→ **TASK GOAL**: Look through the material below. Copy each line that contains the string "вентиляции".
------ DATASET RECORDS
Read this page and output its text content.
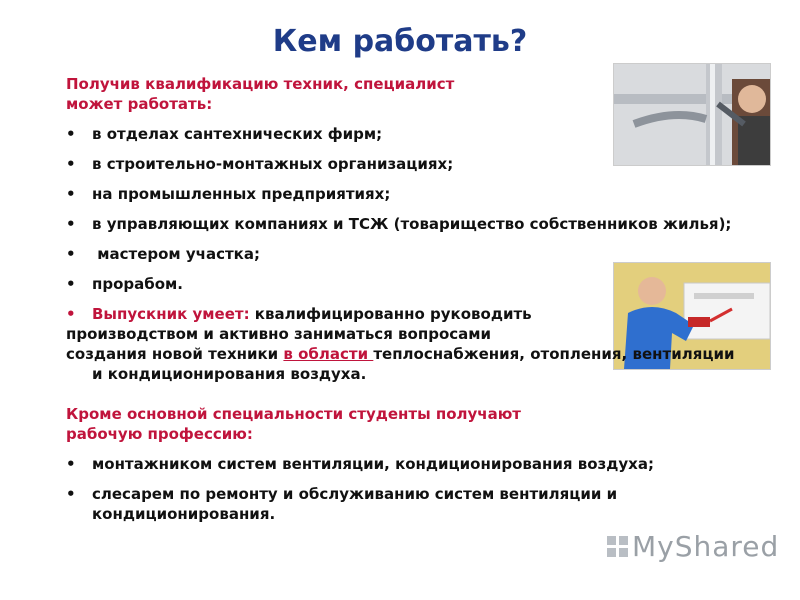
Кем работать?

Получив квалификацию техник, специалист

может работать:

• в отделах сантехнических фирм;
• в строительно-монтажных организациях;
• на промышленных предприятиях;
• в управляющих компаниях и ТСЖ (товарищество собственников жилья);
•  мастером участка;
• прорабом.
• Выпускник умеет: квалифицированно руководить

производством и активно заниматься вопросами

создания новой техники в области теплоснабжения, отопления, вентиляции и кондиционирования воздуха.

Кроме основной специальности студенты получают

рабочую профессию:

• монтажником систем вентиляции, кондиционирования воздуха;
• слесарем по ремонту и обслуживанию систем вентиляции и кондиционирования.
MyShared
------------
------ DATASET RECORDS
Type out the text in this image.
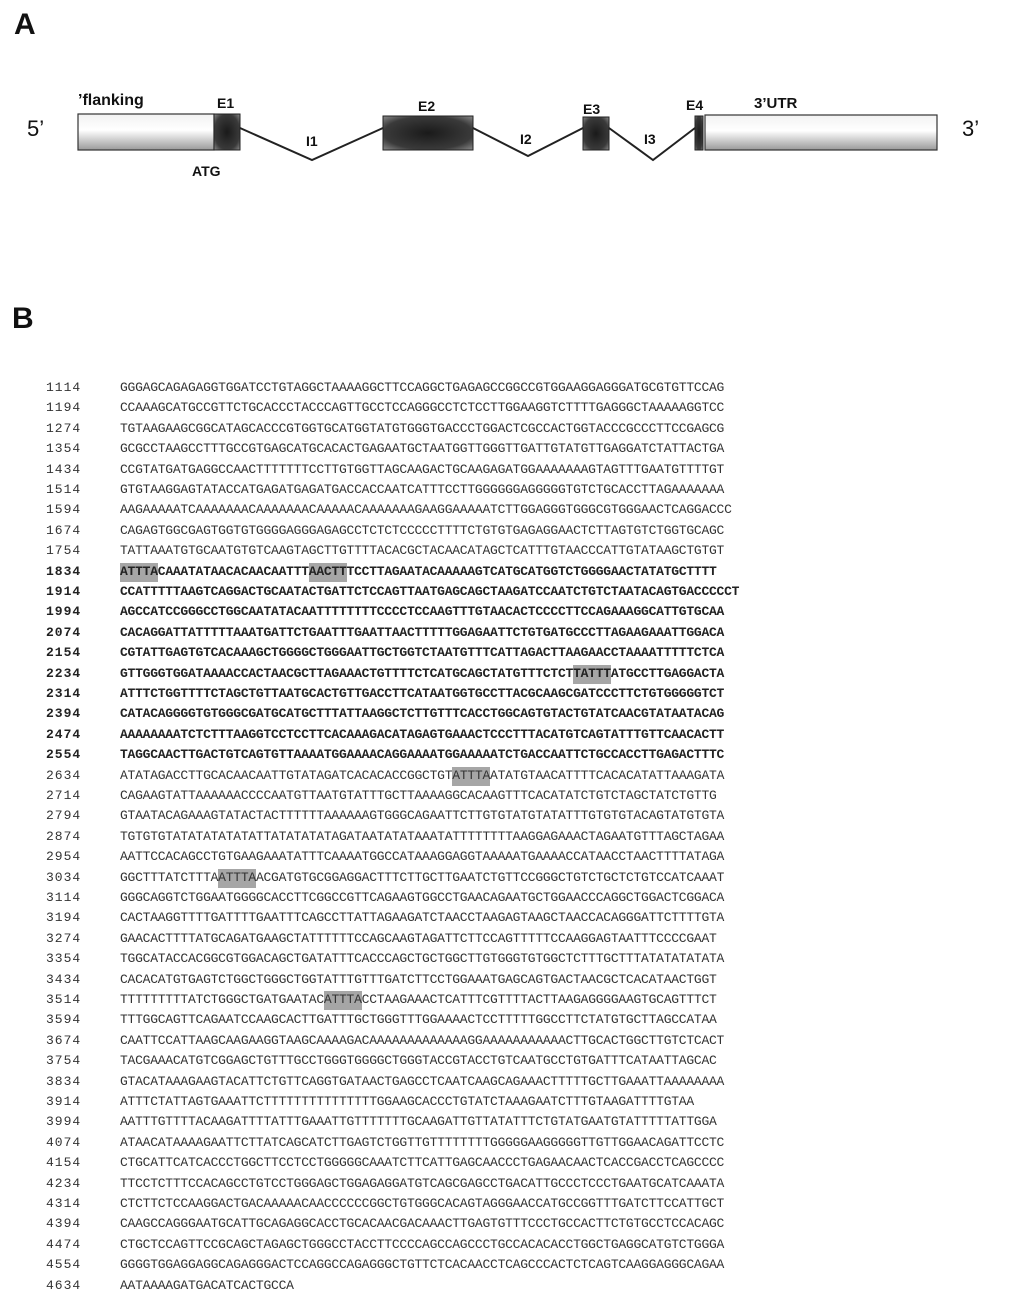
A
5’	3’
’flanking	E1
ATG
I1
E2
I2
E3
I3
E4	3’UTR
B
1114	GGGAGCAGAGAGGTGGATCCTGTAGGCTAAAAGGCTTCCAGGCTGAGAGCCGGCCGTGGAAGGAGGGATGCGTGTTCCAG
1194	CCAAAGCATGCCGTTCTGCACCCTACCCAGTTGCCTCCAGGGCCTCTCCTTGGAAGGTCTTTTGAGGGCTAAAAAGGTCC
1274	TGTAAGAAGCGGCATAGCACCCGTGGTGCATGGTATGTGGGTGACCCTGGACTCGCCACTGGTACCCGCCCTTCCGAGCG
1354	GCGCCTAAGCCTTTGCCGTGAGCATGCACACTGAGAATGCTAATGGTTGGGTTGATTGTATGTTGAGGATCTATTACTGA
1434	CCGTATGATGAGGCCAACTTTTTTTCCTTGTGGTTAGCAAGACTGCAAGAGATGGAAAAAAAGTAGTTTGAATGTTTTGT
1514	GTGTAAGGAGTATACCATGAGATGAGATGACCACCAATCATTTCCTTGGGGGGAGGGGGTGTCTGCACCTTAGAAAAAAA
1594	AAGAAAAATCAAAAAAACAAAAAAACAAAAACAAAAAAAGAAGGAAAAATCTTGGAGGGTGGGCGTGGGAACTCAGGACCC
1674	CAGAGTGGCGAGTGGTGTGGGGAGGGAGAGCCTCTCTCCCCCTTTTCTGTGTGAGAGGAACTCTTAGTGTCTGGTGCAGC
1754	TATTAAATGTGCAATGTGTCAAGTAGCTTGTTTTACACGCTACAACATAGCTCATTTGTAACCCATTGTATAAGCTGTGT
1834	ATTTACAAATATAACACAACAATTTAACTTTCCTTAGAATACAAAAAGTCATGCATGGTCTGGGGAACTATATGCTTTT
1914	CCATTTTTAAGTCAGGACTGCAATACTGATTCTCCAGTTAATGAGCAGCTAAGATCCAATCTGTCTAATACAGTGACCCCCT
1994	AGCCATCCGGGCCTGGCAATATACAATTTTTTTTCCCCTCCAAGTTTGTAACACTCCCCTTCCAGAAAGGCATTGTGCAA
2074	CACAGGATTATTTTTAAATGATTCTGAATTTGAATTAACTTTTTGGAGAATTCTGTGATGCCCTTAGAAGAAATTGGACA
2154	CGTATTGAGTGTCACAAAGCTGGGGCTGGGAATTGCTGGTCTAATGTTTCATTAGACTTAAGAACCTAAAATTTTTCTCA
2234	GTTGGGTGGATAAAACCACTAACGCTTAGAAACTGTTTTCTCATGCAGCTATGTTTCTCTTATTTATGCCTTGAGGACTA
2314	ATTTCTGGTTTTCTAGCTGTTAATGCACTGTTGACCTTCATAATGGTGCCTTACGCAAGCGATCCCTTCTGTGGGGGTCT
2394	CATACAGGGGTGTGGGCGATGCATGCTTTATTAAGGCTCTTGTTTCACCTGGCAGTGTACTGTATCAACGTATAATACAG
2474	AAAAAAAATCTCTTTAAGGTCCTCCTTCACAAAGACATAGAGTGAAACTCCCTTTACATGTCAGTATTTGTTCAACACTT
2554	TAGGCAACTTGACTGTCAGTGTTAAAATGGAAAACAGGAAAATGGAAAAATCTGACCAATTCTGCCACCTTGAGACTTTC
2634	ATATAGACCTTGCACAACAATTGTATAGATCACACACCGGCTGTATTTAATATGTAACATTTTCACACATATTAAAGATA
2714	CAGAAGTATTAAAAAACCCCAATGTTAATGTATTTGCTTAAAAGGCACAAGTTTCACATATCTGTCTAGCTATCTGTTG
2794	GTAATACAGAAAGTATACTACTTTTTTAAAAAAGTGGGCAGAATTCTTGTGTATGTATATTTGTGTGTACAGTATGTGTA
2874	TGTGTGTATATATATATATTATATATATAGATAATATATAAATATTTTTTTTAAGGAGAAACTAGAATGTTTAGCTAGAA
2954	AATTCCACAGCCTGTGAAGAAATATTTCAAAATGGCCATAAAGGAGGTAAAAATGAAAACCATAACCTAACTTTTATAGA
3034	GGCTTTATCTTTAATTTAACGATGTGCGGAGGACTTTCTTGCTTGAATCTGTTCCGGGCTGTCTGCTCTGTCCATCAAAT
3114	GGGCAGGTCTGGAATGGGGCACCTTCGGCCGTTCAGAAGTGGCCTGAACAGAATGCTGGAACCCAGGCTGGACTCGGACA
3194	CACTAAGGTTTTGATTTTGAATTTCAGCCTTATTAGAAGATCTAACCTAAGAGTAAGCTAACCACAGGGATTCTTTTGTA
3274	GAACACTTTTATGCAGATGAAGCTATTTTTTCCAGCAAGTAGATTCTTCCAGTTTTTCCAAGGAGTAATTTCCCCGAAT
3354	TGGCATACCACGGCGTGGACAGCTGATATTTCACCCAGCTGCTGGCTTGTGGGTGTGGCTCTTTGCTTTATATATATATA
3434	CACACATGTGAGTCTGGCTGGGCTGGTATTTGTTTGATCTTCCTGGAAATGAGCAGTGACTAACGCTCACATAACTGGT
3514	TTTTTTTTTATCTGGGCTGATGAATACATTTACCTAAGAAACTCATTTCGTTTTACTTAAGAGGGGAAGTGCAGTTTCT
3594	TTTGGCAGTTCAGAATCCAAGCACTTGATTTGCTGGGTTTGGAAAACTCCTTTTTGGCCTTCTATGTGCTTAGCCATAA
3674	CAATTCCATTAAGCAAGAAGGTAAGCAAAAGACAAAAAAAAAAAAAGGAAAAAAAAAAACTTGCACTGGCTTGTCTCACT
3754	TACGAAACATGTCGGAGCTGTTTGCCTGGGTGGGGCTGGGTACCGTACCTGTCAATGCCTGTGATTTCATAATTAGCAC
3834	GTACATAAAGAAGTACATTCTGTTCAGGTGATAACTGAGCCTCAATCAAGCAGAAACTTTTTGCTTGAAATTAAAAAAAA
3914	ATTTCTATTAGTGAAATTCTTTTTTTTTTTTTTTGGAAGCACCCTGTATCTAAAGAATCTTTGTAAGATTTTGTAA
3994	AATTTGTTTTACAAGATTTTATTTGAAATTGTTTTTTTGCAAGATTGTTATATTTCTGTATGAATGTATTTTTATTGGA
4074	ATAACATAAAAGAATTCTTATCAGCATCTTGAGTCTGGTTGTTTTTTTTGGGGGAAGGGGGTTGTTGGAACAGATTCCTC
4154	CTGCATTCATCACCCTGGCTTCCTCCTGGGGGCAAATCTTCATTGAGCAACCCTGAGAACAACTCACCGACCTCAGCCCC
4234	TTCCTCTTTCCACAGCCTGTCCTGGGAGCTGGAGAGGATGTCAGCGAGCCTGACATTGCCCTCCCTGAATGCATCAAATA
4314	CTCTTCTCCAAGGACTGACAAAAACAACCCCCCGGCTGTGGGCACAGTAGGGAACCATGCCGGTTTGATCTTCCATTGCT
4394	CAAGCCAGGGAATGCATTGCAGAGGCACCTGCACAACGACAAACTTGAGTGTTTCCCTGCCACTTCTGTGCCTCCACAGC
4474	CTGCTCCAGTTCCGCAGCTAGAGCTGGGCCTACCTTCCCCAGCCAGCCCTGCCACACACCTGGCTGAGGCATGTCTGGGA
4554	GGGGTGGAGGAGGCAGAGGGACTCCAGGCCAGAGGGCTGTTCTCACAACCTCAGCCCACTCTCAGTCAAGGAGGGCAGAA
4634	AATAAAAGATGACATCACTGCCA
------------
→ **RESPONSE TO THIS TASK**:
создания новой техники в области теплоснабжения, отопления, вентиляции и кондиционирования воздуха.
• монтажником систем вентиляции, кондиционирования воздуха;
• слесарем по ремонту и обслуживанию систем вентиляции и кондиционирования.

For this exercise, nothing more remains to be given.